_A run of records_:
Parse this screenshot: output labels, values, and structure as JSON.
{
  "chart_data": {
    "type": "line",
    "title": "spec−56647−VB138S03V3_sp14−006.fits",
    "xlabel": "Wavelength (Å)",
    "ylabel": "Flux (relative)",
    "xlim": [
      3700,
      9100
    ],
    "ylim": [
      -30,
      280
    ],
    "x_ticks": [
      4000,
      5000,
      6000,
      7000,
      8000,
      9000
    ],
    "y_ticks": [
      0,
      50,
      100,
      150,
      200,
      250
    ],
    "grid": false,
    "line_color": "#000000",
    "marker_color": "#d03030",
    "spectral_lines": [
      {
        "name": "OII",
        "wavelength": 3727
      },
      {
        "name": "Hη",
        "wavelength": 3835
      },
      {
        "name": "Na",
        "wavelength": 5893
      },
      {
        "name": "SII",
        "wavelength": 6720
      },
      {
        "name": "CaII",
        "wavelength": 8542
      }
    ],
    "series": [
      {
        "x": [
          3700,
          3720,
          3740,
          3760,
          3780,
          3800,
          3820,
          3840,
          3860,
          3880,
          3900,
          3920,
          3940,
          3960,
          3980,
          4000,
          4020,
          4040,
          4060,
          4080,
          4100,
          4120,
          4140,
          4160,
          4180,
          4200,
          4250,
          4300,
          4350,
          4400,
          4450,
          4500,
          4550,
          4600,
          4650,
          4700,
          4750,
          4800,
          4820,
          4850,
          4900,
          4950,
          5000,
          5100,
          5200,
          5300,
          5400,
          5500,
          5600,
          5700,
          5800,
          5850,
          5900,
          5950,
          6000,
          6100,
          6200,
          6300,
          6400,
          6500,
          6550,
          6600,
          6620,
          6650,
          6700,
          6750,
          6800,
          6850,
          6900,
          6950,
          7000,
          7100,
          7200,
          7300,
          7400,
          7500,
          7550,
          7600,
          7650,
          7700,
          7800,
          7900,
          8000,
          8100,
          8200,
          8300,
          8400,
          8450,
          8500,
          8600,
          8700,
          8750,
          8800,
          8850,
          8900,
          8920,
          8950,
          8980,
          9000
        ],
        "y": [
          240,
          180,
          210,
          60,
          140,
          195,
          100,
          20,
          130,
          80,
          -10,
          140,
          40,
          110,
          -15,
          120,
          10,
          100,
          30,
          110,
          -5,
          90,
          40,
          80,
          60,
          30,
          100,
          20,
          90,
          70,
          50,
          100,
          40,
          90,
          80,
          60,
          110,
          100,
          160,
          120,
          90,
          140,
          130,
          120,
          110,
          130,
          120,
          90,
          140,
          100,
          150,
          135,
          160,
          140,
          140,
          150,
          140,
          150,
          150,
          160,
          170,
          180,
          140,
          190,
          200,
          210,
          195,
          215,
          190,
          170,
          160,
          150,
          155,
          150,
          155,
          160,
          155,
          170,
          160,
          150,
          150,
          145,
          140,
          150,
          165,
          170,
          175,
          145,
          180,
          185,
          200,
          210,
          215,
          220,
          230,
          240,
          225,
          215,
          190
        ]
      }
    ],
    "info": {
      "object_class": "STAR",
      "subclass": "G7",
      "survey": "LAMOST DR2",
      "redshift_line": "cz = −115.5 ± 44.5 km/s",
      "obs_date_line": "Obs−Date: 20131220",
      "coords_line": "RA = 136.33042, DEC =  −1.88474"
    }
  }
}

_The task_: Pick out and copy the lines of the material that include the word "name".

_Final answer_:
        "name": "OII",
        "name": "Hη",
        "name": "Na",
        "name": "SII",
        "name": "CaII",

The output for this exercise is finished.